■ Exercise description: An exact copy of all the data is required, with pictures left out.

■ Supplied data:
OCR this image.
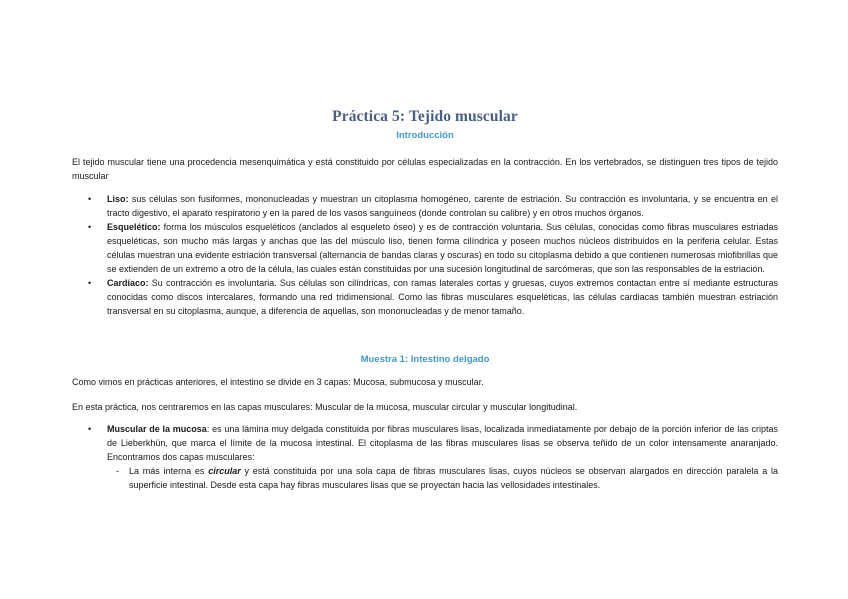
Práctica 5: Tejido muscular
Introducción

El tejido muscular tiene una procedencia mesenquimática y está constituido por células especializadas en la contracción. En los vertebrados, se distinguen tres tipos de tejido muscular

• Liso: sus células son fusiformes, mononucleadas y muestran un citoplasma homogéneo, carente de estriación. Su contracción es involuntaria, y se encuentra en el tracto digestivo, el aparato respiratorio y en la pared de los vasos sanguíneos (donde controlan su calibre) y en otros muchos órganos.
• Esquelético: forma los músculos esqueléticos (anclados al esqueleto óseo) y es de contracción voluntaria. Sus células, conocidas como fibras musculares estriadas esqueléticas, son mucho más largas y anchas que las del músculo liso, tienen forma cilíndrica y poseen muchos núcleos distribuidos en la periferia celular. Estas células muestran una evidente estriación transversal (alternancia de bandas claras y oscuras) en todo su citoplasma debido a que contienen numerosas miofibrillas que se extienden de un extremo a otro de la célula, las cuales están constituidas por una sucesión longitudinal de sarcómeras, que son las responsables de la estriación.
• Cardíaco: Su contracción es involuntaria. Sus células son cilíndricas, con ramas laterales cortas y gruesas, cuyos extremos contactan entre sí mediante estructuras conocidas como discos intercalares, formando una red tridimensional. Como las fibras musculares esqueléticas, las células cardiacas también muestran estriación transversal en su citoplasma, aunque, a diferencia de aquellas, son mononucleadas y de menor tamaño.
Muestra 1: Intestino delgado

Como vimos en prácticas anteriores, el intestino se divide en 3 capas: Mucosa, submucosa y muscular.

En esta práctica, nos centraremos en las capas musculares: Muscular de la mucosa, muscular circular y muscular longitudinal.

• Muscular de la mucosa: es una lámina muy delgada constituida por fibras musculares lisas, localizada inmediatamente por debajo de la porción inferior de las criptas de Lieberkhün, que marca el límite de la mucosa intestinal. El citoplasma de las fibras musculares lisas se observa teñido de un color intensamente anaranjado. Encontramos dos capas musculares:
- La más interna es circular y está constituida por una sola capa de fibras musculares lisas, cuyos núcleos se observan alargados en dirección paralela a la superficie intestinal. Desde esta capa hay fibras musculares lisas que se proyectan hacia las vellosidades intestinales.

■ Output for this exercise:
OCR this image.
Práctica 5: Tejido muscular
Introducción

El tejido muscular tiene una procedencia mesenquimática y está constituido por células especializadas en la contracción. En los vertebrados, se distinguen tres tipos de tejido muscular

• Liso: sus células son fusiformes, mononucleadas y muestran un citoplasma homogéneo, carente de estriación. Su contracción es involuntaria, y se encuentra en el tracto digestivo, el aparato respiratorio y en la pared de los vasos sanguíneos (donde controlan su calibre) y en otros muchos órganos.
• Esquelético: forma los músculos esqueléticos (anclados al esqueleto óseo) y es de contracción voluntaria. Sus células, conocidas como fibras musculares estriadas esqueléticas, son mucho más largas y anchas que las del músculo liso, tienen forma cilíndrica y poseen muchos núcleos distribuidos en la periferia celular. Estas células muestran una evidente estriación transversal (alternancia de bandas claras y oscuras) en todo su citoplasma debido a que contienen numerosas miofibrillas que se extienden de un extremo a otro de la célula, las cuales están constituidas por una sucesión longitudinal de sarcómeras, que son las responsables de la estriación.
• Cardíaco: Su contracción es involuntaria. Sus células son cilíndricas, con ramas laterales cortas y gruesas, cuyos extremos contactan entre sí mediante estructuras conocidas como discos intercalares, formando una red tridimensional. Como las fibras musculares esqueléticas, las células cardiacas también muestran estriación transversal en su citoplasma, aunque, a diferencia de aquellas, son mononucleadas y de menor tamaño.
Muestra 1: Intestino delgado

Como vimos en prácticas anteriores, el intestino se divide en 3 capas: Mucosa, submucosa y muscular.

En esta práctica, nos centraremos en las capas musculares: Muscular de la mucosa, muscular circular y muscular longitudinal.

• Muscular de la mucosa: es una lámina muy delgada constituida por fibras musculares lisas, localizada inmediatamente por debajo de la porción inferior de las criptas de Lieberkhün, que marca el límite de la mucosa intestinal. El citoplasma de las fibras musculares lisas se observa teñido de un color intensamente anaranjado. Encontramos dos capas musculares:
- La más interna es circular y está constituida por una sola capa de fibras musculares lisas, cuyos núcleos se observan alargados en dirección paralela a la superficie intestinal. Desde esta capa hay fibras musculares lisas que se proyectan hacia las vellosidades intestinales.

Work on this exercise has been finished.